Exercise prompt
Across the entries below, how many lines contain the string "الجملة"? Give only the count.

Data to use
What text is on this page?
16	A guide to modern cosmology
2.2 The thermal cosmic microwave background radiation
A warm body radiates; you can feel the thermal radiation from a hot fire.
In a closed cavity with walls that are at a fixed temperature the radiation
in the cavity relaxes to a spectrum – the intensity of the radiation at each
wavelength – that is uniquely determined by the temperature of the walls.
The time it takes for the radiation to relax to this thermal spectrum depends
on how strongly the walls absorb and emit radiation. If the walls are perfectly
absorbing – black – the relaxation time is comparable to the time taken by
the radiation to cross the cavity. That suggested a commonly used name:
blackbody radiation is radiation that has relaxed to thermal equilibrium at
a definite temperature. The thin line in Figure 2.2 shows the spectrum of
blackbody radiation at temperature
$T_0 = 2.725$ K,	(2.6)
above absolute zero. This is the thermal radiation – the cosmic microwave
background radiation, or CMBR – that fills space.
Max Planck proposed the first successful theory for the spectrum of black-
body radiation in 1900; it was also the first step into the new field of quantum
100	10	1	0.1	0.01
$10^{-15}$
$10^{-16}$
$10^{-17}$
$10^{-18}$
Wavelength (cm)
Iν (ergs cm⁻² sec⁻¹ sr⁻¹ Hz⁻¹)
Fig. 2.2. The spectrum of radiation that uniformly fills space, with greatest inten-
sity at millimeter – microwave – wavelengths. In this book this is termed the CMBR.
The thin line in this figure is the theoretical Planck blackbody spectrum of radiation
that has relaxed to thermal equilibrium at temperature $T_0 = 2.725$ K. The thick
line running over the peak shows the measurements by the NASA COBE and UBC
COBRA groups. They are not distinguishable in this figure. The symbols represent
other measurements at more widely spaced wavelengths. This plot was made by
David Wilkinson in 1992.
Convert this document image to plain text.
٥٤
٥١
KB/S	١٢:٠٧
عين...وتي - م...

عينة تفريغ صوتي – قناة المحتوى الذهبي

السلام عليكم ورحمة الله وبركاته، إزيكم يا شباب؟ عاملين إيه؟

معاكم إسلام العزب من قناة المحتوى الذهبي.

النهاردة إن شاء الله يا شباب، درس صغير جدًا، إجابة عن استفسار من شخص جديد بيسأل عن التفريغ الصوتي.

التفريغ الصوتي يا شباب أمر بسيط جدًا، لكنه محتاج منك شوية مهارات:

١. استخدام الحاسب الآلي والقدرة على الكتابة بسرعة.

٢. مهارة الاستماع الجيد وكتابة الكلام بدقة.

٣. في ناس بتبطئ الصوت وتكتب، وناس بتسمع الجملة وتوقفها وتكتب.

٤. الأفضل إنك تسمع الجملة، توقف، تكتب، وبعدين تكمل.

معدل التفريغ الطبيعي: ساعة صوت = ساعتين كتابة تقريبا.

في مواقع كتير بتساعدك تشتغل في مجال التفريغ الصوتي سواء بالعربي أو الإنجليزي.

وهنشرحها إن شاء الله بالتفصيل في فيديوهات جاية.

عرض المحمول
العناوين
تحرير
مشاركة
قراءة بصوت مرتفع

Answer to this exercise
2